::: Supplied material
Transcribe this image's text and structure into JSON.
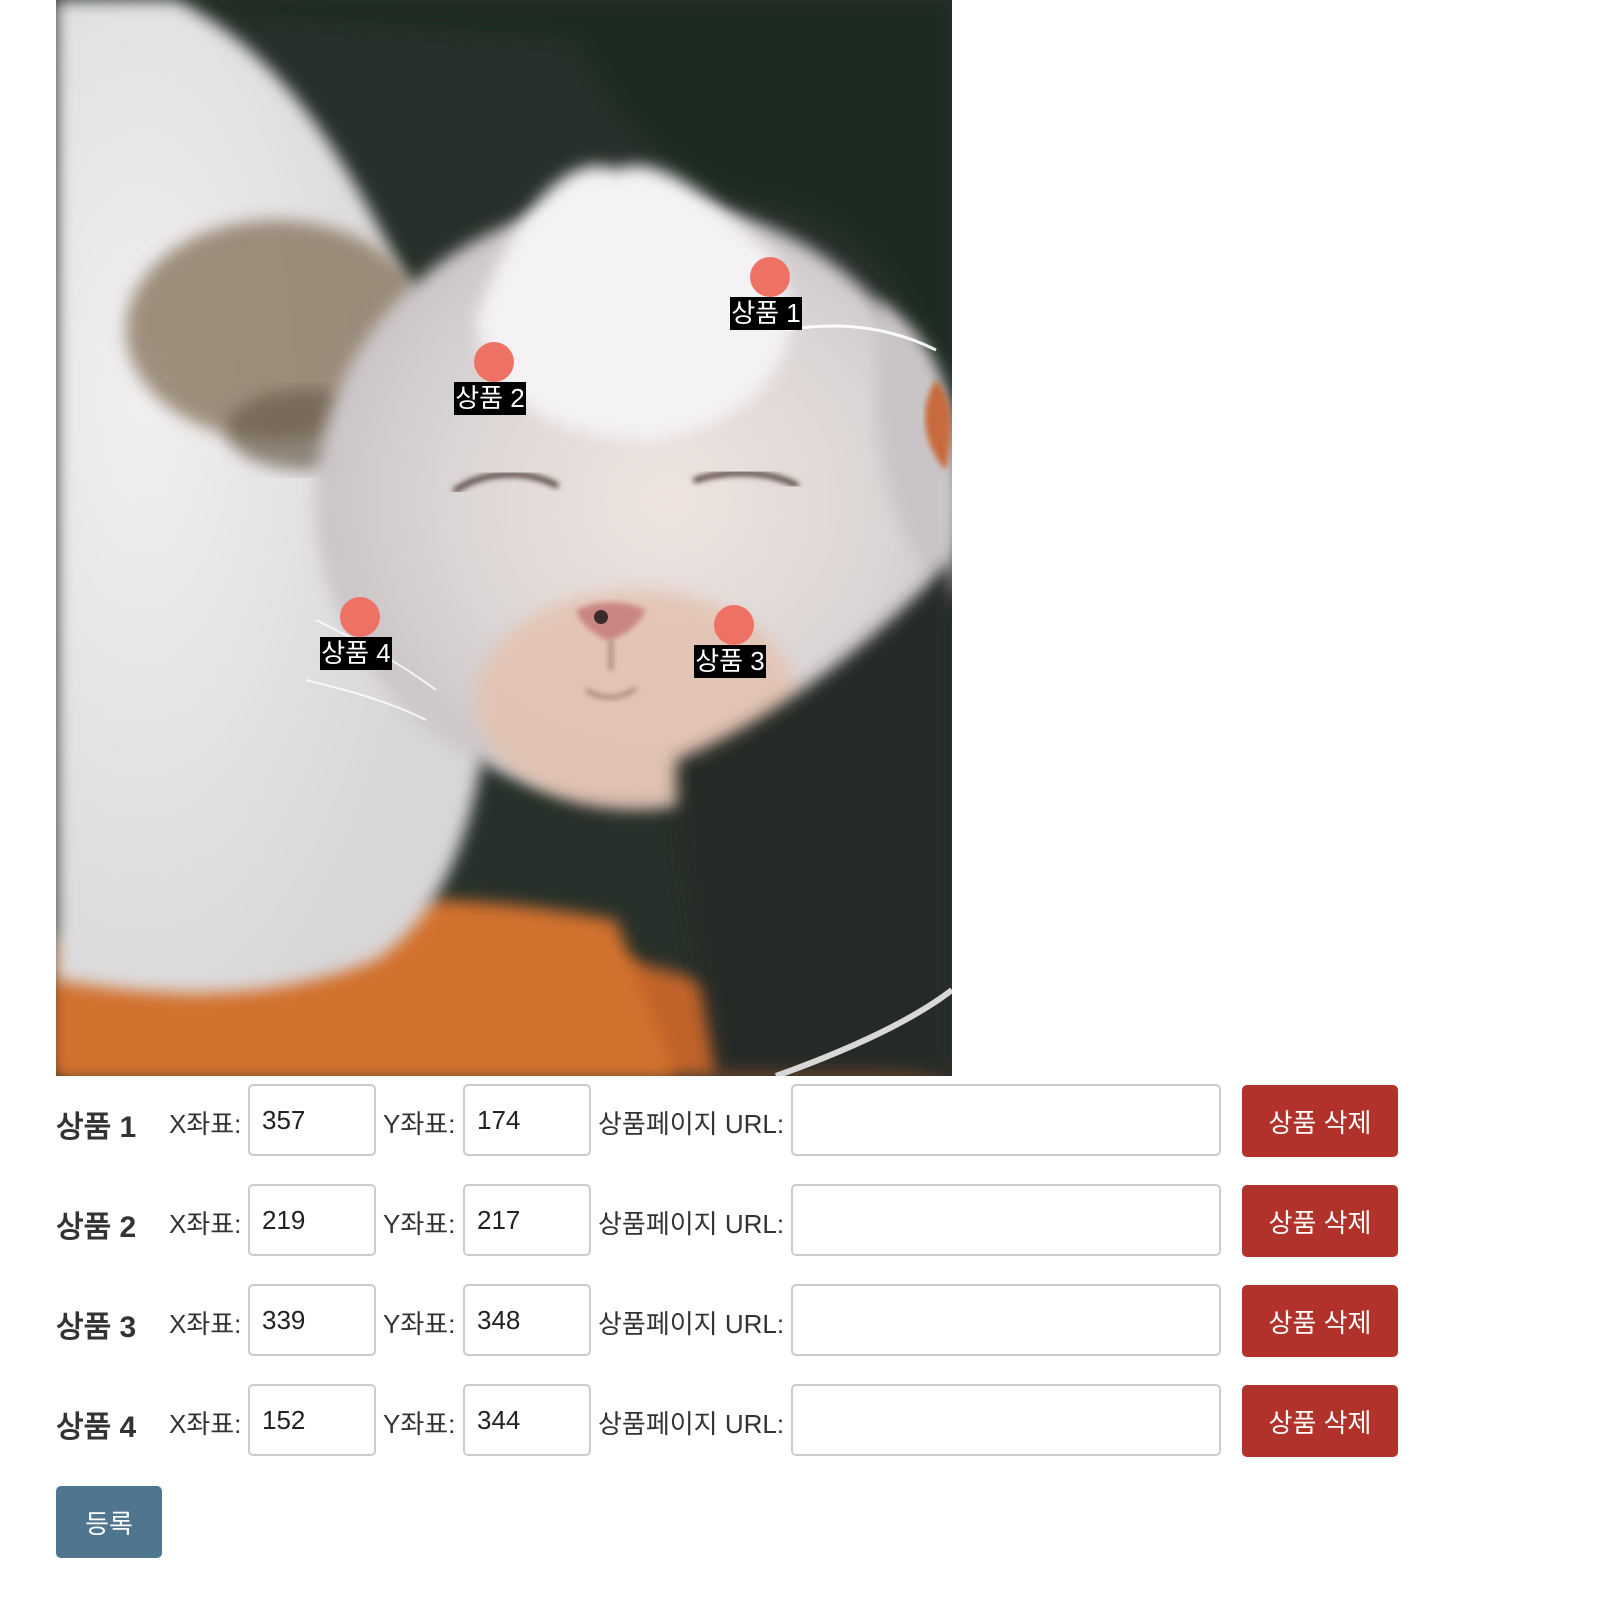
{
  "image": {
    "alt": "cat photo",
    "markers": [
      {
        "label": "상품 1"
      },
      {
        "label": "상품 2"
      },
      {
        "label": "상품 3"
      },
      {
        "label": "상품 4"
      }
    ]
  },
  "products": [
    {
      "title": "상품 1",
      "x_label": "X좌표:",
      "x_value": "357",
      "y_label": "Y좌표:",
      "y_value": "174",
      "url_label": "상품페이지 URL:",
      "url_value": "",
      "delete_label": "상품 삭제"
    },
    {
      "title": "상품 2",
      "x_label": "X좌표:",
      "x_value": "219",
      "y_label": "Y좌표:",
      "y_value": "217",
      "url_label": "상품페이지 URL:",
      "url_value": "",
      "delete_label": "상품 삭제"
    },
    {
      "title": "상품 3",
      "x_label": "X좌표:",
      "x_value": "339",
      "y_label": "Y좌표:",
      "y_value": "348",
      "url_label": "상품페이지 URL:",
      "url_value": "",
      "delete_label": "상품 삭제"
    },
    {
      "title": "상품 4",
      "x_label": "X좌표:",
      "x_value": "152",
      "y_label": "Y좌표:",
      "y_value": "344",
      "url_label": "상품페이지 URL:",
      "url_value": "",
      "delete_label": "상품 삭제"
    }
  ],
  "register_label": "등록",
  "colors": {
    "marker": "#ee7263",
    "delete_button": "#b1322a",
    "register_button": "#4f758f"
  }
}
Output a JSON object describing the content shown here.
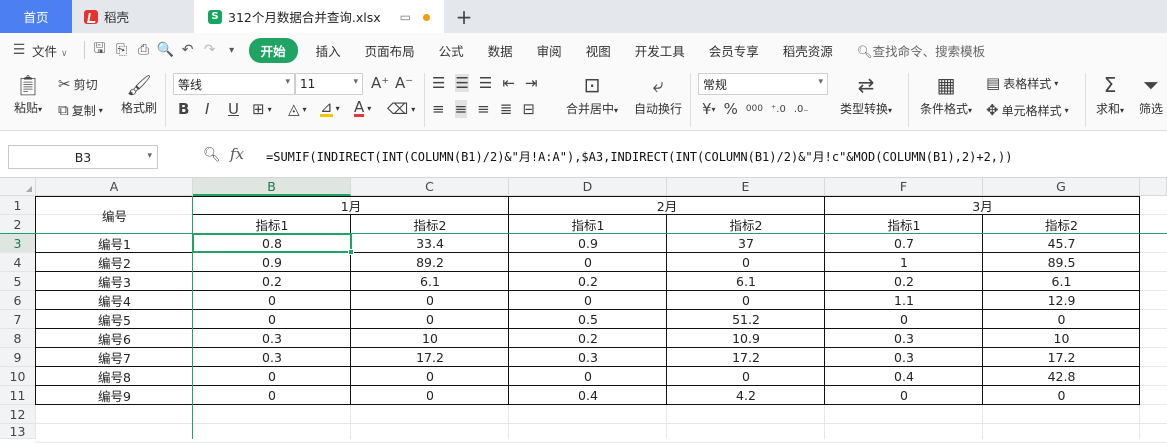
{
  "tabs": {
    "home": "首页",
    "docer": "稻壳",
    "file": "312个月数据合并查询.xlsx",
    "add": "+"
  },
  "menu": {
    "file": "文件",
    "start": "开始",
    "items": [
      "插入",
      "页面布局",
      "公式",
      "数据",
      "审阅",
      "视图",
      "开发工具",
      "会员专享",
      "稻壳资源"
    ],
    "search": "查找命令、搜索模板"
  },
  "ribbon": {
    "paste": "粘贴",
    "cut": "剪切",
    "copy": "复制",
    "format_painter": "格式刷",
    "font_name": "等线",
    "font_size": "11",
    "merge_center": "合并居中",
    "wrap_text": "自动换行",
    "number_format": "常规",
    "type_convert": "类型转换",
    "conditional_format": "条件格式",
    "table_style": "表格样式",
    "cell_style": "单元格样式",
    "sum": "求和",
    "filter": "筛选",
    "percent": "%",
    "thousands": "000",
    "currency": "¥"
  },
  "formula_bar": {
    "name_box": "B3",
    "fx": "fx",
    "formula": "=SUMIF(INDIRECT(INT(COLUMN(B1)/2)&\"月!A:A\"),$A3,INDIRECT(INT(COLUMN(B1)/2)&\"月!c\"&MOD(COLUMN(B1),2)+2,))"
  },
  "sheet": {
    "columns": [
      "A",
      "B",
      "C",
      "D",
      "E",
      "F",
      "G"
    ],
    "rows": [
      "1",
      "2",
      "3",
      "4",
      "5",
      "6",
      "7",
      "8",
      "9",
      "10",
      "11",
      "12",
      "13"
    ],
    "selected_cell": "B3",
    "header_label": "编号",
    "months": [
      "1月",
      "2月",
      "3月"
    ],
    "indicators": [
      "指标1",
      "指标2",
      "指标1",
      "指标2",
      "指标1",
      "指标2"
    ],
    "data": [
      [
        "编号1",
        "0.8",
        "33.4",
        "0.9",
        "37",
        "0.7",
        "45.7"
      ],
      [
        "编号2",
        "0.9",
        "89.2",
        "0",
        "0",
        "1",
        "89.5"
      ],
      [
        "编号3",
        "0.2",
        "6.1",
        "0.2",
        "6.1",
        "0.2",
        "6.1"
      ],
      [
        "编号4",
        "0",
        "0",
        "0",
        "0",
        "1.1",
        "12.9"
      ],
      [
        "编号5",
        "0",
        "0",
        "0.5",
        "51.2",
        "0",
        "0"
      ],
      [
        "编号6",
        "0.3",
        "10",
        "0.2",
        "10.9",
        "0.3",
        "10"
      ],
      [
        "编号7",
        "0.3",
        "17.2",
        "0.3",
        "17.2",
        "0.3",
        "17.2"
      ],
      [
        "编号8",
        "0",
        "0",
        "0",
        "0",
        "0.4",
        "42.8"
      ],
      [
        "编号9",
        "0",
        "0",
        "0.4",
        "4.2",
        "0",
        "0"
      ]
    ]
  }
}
::::::
_Work to complete_
Going through the lines above one by one, tally those with the word "title" and give only the total.

_Response below_
4